OBJECTIVE:
Write out every entry exactly as given, but omit the pictures.

SUPPLIED INFORMATION:
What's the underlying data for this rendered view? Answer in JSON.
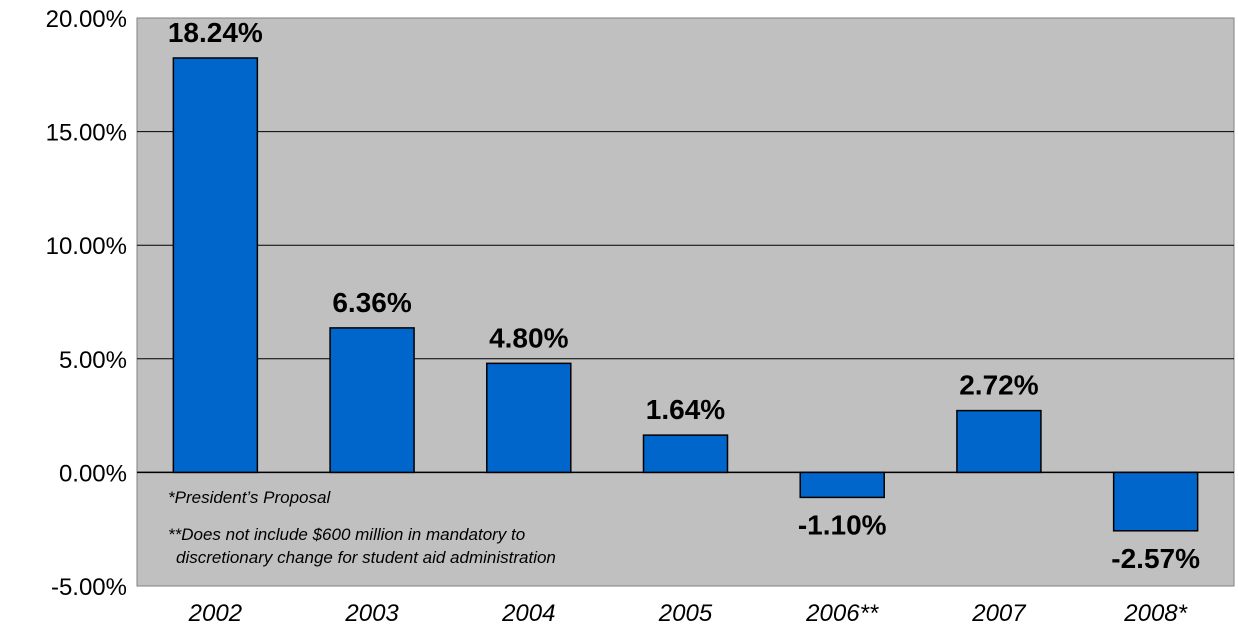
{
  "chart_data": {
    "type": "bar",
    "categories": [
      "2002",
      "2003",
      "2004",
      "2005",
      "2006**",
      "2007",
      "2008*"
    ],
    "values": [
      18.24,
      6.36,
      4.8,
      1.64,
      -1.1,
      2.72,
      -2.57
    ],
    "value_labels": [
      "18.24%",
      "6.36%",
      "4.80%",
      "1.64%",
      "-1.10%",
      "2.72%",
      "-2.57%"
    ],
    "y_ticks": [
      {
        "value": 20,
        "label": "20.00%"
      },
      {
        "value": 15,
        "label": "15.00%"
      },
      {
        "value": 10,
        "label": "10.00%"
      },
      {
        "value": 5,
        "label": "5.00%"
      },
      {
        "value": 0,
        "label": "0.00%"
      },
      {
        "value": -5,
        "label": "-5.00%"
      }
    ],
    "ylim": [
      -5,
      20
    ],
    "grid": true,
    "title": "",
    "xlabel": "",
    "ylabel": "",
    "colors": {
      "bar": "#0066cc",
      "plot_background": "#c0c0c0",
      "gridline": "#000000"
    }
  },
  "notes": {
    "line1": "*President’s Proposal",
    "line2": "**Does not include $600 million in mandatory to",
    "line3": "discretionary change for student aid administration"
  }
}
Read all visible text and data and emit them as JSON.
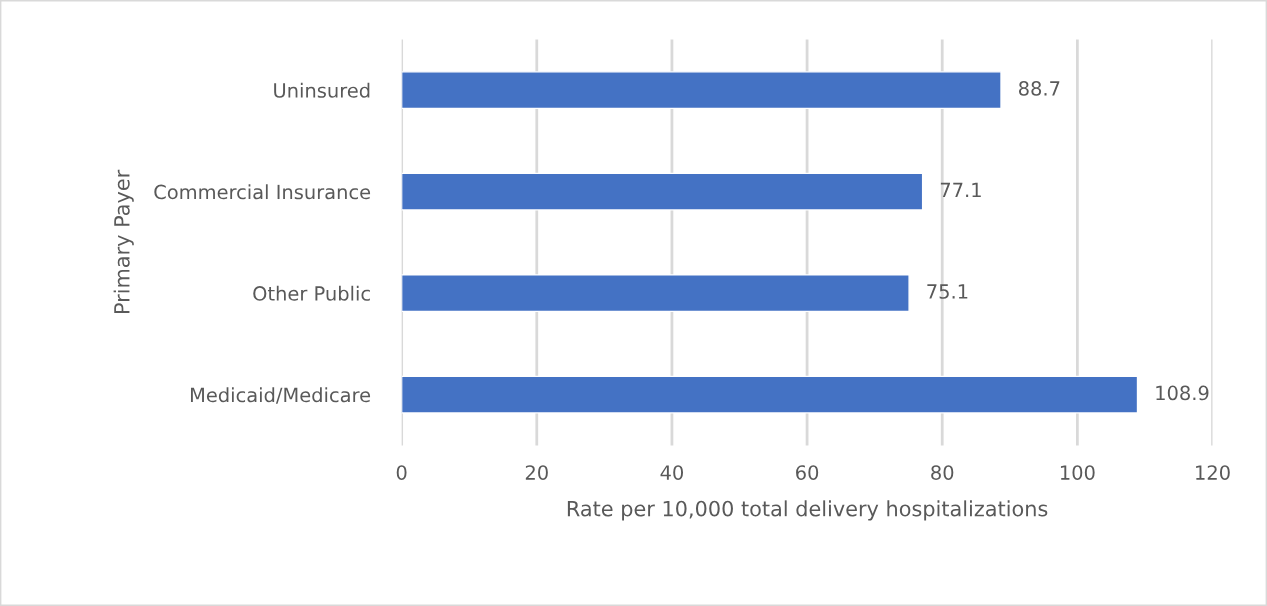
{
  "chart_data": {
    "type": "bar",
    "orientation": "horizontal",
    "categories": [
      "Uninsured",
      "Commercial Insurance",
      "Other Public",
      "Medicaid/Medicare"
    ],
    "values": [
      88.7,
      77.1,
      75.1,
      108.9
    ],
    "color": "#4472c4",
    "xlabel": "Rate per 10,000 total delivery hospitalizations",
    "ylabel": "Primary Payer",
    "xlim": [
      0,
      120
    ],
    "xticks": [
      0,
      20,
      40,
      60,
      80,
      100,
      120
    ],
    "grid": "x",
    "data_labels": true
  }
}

WRITTEN REPLY:
What's the underlying data for this rendered view? Answer in JSON.
{
  "chart_data": {
    "type": "bar",
    "categories": [
      "2002",
      "2003",
      "2004",
      "2005",
      "2006**",
      "2007",
      "2008*"
    ],
    "values": [
      18.24,
      6.36,
      4.8,
      1.64,
      -1.1,
      2.72,
      -2.57
    ],
    "value_labels": [
      "18.24%",
      "6.36%",
      "4.80%",
      "1.64%",
      "-1.10%",
      "2.72%",
      "-2.57%"
    ],
    "y_ticks": [
      {
        "value": 20,
        "label": "20.00%"
      },
      {
        "value": 15,
        "label": "15.00%"
      },
      {
        "value": 10,
        "label": "10.00%"
      },
      {
        "value": 5,
        "label": "5.00%"
      },
      {
        "value": 0,
        "label": "0.00%"
      },
      {
        "value": -5,
        "label": "-5.00%"
      }
    ],
    "ylim": [
      -5,
      20
    ],
    "grid": true,
    "title": "",
    "xlabel": "",
    "ylabel": "",
    "colors": {
      "bar": "#0066cc",
      "plot_background": "#c0c0c0",
      "gridline": "#000000"
    }
  },
  "notes": {
    "line1": "*President’s Proposal",
    "line2": "**Does not include $600 million in mandatory to",
    "line3": "discretionary change for student aid administration"
  }
}
Read all visible text and data and emit them as JSON.
{
  "chart_data": {
    "type": "bar",
    "orientation": "horizontal",
    "categories": [
      "Uninsured",
      "Commercial Insurance",
      "Other Public",
      "Medicaid/Medicare"
    ],
    "values": [
      88.7,
      77.1,
      75.1,
      108.9
    ],
    "color": "#4472c4",
    "xlabel": "Rate per 10,000 total delivery hospitalizations",
    "ylabel": "Primary Payer",
    "xlim": [
      0,
      120
    ],
    "xticks": [
      0,
      20,
      40,
      60,
      80,
      100,
      120
    ],
    "grid": "x",
    "data_labels": true
  }
}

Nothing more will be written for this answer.